──────── THE RECORDS ────────

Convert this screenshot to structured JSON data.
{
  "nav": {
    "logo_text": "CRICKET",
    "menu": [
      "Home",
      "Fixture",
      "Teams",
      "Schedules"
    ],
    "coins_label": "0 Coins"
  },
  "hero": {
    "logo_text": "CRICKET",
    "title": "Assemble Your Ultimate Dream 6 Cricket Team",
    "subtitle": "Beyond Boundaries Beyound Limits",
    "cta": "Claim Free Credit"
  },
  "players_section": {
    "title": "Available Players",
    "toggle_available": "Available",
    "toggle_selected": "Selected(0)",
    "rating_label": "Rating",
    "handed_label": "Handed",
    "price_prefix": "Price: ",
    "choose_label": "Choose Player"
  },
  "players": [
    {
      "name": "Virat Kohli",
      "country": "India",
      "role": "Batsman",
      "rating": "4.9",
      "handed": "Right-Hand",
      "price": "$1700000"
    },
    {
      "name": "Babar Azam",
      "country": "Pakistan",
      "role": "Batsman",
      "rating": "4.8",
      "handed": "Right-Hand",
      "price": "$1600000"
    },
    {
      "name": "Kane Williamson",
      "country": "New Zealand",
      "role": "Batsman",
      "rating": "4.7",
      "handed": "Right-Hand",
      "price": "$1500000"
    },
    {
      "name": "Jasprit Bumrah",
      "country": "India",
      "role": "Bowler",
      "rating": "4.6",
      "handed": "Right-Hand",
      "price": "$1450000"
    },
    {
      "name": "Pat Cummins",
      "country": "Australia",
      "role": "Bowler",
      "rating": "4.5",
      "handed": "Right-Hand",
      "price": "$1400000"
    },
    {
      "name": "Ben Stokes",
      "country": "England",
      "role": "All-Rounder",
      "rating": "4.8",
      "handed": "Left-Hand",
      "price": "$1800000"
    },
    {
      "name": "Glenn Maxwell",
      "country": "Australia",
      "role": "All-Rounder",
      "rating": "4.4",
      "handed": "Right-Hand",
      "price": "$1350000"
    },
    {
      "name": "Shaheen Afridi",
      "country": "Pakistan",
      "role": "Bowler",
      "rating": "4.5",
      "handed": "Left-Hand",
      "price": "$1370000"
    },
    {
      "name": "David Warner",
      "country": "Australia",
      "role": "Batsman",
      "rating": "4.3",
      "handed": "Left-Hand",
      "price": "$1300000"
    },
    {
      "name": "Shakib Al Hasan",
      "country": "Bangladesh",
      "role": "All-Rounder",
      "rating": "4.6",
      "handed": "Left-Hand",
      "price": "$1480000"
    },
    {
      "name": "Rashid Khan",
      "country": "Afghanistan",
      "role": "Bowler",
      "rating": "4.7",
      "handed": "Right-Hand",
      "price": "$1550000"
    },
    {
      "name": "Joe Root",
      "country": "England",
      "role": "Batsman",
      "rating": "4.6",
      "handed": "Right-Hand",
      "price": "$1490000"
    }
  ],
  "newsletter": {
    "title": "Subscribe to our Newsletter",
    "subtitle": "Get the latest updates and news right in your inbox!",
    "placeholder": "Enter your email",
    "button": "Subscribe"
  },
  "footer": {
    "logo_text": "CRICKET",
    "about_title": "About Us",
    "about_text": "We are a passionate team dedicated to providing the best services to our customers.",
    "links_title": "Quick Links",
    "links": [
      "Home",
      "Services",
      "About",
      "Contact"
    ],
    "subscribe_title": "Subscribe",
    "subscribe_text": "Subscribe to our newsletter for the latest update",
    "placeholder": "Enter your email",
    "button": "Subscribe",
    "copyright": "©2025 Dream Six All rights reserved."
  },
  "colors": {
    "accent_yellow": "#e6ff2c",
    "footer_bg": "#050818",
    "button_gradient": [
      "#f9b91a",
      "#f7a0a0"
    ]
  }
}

────────

- _EXERCISE AIM_:
Print back all the lines verbatim.

- _RESULT_:
Convert this screenshot to structured JSON data.
{
  "nav": {
    "logo_text": "CRICKET",
    "menu": [
      "Home",
      "Fixture",
      "Teams",
      "Schedules"
    ],
    "coins_label": "0 Coins"
  },
  "hero": {
    "logo_text": "CRICKET",
    "title": "Assemble Your Ultimate Dream 6 Cricket Team",
    "subtitle": "Beyond Boundaries Beyound Limits",
    "cta": "Claim Free Credit"
  },
  "players_section": {
    "title": "Available Players",
    "toggle_available": "Available",
    "toggle_selected": "Selected(0)",
    "rating_label": "Rating",
    "handed_label": "Handed",
    "price_prefix": "Price: ",
    "choose_label": "Choose Player"
  },
  "players": [
    {
      "name": "Virat Kohli",
      "country": "India",
      "role": "Batsman",
      "rating": "4.9",
      "handed": "Right-Hand",
      "price": "$1700000"
    },
    {
      "name": "Babar Azam",
      "country": "Pakistan",
      "role": "Batsman",
      "rating": "4.8",
      "handed": "Right-Hand",
      "price": "$1600000"
    },
    {
      "name": "Kane Williamson",
      "country": "New Zealand",
      "role": "Batsman",
      "rating": "4.7",
      "handed": "Right-Hand",
      "price": "$1500000"
    },
    {
      "name": "Jasprit Bumrah",
      "country": "India",
      "role": "Bowler",
      "rating": "4.6",
      "handed": "Right-Hand",
      "price": "$1450000"
    },
    {
      "name": "Pat Cummins",
      "country": "Australia",
      "role": "Bowler",
      "rating": "4.5",
      "handed": "Right-Hand",
      "price": "$1400000"
    },
    {
      "name": "Ben Stokes",
      "country": "England",
      "role": "All-Rounder",
      "rating": "4.8",
      "handed": "Left-Hand",
      "price": "$1800000"
    },
    {
      "name": "Glenn Maxwell",
      "country": "Australia",
      "role": "All-Rounder",
      "rating": "4.4",
      "handed": "Right-Hand",
      "price": "$1350000"
    },
    {
      "name": "Shaheen Afridi",
      "country": "Pakistan",
      "role": "Bowler",
      "rating": "4.5",
      "handed": "Left-Hand",
      "price": "$1370000"
    },
    {
      "name": "David Warner",
      "country": "Australia",
      "role": "Batsman",
      "rating": "4.3",
      "handed": "Left-Hand",
      "price": "$1300000"
    },
    {
      "name": "Shakib Al Hasan",
      "country": "Bangladesh",
      "role": "All-Rounder",
      "rating": "4.6",
      "handed": "Left-Hand",
      "price": "$1480000"
    },
    {
      "name": "Rashid Khan",
      "country": "Afghanistan",
      "role": "Bowler",
      "rating": "4.7",
      "handed": "Right-Hand",
      "price": "$1550000"
    },
    {
      "name": "Joe Root",
      "country": "England",
      "role": "Batsman",
      "rating": "4.6",
      "handed": "Right-Hand",
      "price": "$1490000"
    }
  ],
  "newsletter": {
    "title": "Subscribe to our Newsletter",
    "subtitle": "Get the latest updates and news right in your inbox!",
    "placeholder": "Enter your email",
    "button": "Subscribe"
  },
  "footer": {
    "logo_text": "CRICKET",
    "about_title": "About Us",
    "about_text": "We are a passionate team dedicated to providing the best services to our customers.",
    "links_title": "Quick Links",
    "links": [
      "Home",
      "Services",
      "About",
      "Contact"
    ],
    "subscribe_title": "Subscribe",
    "subscribe_text": "Subscribe to our newsletter for the latest update",
    "placeholder": "Enter your email",
    "button": "Subscribe",
    "copyright": "©2025 Dream Six All rights reserved."
  },
  "colors": {
    "accent_yellow": "#e6ff2c",
    "footer_bg": "#050818",
    "button_gradient": [
      "#f9b91a",
      "#f7a0a0"
    ]
  }
}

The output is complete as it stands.